Source records:

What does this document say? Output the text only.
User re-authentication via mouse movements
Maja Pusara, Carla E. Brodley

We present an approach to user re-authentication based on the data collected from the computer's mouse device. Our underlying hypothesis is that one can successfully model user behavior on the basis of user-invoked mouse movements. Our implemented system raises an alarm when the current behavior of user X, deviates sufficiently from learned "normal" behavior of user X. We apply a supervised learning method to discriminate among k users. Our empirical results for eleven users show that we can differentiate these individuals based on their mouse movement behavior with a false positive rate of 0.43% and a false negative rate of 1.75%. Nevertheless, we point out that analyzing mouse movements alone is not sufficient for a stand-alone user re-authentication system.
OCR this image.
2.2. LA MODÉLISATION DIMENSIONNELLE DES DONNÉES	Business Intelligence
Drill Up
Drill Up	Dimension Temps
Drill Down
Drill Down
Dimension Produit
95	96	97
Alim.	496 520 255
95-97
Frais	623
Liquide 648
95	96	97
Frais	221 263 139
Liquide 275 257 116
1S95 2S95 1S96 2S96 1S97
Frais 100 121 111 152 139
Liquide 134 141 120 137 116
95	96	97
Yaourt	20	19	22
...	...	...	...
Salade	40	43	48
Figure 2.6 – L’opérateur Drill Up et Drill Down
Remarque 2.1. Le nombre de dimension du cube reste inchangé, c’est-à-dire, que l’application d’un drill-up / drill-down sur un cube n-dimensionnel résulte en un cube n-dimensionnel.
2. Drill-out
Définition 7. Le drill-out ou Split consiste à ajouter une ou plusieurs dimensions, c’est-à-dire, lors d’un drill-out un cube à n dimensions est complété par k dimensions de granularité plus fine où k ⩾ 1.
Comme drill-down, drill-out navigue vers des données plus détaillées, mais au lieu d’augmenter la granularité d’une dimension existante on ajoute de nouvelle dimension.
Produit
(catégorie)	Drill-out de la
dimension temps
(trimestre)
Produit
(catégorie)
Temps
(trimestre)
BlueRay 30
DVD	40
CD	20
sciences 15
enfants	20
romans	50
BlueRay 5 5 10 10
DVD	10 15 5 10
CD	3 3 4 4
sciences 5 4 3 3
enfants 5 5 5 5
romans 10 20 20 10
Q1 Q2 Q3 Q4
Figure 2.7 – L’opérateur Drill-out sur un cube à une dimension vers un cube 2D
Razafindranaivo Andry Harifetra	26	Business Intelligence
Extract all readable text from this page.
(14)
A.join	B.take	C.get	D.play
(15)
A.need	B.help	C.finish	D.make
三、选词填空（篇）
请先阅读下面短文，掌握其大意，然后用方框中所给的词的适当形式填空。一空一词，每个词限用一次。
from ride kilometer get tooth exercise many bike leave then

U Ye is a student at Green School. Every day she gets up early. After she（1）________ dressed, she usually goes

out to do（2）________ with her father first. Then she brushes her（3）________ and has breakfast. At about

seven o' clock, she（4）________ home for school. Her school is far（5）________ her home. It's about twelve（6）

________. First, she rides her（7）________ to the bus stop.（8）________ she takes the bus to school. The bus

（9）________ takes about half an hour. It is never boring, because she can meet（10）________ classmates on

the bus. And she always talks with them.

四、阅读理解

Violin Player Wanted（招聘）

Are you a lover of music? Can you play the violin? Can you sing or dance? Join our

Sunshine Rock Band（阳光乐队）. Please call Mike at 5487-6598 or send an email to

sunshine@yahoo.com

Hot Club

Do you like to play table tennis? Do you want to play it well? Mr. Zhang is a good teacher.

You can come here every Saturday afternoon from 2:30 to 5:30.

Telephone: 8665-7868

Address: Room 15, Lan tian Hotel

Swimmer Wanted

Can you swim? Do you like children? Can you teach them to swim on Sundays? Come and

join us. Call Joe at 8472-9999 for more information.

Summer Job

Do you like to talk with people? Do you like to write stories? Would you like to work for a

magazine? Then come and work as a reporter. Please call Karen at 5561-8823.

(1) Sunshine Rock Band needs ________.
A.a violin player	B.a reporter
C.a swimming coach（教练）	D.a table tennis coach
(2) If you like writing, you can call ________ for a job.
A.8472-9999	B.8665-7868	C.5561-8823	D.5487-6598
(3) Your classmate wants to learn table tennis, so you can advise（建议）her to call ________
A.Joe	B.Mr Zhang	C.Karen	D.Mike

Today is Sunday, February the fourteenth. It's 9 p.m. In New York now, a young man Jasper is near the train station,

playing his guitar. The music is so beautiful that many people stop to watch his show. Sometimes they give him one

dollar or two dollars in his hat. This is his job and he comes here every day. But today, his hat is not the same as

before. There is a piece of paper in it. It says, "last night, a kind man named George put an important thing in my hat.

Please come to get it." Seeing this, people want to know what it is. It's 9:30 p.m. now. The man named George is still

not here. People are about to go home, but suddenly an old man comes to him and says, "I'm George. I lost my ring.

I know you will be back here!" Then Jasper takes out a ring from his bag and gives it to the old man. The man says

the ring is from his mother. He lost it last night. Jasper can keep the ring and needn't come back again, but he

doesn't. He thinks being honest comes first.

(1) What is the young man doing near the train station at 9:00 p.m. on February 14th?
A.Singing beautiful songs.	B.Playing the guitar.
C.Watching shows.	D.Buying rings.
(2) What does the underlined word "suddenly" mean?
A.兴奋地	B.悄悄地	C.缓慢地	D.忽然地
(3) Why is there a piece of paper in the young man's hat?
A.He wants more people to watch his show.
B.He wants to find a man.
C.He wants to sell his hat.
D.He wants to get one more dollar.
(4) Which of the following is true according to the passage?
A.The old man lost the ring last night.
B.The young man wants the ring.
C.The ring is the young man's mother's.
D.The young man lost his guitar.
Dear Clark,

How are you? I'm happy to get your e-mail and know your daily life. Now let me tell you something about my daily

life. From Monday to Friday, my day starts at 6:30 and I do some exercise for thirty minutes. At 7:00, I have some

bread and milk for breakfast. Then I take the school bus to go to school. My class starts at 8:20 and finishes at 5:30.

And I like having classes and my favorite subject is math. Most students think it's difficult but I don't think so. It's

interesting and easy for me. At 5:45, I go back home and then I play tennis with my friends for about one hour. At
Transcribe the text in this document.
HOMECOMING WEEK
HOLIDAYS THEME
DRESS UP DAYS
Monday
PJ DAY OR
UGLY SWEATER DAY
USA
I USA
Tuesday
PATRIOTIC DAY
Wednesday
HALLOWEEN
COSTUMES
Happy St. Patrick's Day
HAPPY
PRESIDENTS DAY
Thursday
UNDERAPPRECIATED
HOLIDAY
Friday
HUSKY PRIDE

● WHAT IS NEEDED:
Output the lines from the line containing "Transcribe the text in this document." to the end, both included; add nothing.

● FINAL RESULT:
Transcribe the text in this document.
HOMECOMING WEEK
HOLIDAYS THEME
DRESS UP DAYS
Monday
PJ DAY OR
UGLY SWEATER DAY
USA
I USA
Tuesday
PATRIOTIC DAY
Wednesday
HALLOWEEN
COSTUMES
Happy St. Patrick's Day
HAPPY
PRESIDENTS DAY
Thursday
UNDERAPPRECIATED
HOLIDAY
Friday
HUSKY PRIDE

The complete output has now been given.